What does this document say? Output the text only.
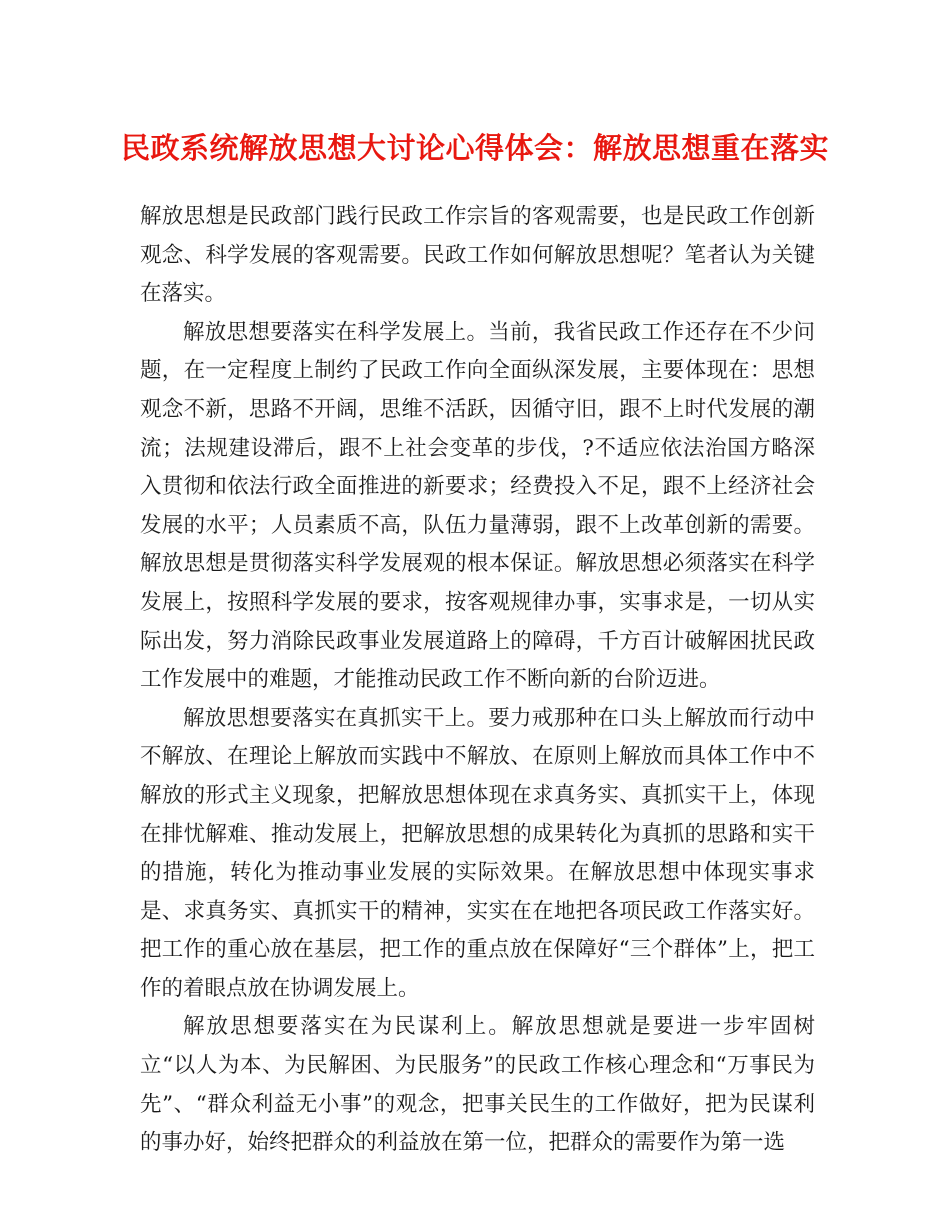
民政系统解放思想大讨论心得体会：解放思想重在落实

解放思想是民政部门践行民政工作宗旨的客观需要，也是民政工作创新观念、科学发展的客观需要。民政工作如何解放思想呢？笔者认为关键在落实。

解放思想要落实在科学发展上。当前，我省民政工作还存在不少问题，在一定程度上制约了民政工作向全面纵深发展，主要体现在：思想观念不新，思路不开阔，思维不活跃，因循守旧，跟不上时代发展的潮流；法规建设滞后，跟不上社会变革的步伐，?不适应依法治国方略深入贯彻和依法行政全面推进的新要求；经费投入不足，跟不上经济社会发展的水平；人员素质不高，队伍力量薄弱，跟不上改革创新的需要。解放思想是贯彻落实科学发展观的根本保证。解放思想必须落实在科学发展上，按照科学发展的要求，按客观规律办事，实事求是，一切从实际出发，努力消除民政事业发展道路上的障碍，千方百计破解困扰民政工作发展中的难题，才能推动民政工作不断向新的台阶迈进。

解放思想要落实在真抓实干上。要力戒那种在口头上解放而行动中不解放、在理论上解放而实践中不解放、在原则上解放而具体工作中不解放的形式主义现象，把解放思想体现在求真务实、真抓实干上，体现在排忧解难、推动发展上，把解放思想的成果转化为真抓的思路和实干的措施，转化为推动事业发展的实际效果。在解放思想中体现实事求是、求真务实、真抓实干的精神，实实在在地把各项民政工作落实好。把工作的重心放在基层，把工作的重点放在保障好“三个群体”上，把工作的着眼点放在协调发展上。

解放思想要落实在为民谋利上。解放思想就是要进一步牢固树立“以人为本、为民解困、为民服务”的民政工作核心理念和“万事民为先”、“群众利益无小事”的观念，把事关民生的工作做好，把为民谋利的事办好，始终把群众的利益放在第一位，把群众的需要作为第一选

----------

→ The exercise: Make an exact copy of every record, pictures excluded.

→ Solution:
What does this document say? Output the text only.
民政系统解放思想大讨论心得体会：解放思想重在落实

解放思想是民政部门践行民政工作宗旨的客观需要，也是民政工作创新观念、科学发展的客观需要。民政工作如何解放思想呢？笔者认为关键在落实。

解放思想要落实在科学发展上。当前，我省民政工作还存在不少问题，在一定程度上制约了民政工作向全面纵深发展，主要体现在：思想观念不新，思路不开阔，思维不活跃，因循守旧，跟不上时代发展的潮流；法规建设滞后，跟不上社会变革的步伐，?不适应依法治国方略深入贯彻和依法行政全面推进的新要求；经费投入不足，跟不上经济社会发展的水平；人员素质不高，队伍力量薄弱，跟不上改革创新的需要。解放思想是贯彻落实科学发展观的根本保证。解放思想必须落实在科学发展上，按照科学发展的要求，按客观规律办事，实事求是，一切从实际出发，努力消除民政事业发展道路上的障碍，千方百计破解困扰民政工作发展中的难题，才能推动民政工作不断向新的台阶迈进。

解放思想要落实在真抓实干上。要力戒那种在口头上解放而行动中不解放、在理论上解放而实践中不解放、在原则上解放而具体工作中不解放的形式主义现象，把解放思想体现在求真务实、真抓实干上，体现在排忧解难、推动发展上，把解放思想的成果转化为真抓的思路和实干的措施，转化为推动事业发展的实际效果。在解放思想中体现实事求是、求真务实、真抓实干的精神，实实在在地把各项民政工作落实好。把工作的重心放在基层，把工作的重点放在保障好“三个群体”上，把工作的着眼点放在协调发展上。

解放思想要落实在为民谋利上。解放思想就是要进一步牢固树立“以人为本、为民解困、为民服务”的民政工作核心理念和“万事民为先”、“群众利益无小事”的观念，把事关民生的工作做好，把为民谋利的事办好，始终把群众的利益放在第一位，把群众的需要作为第一选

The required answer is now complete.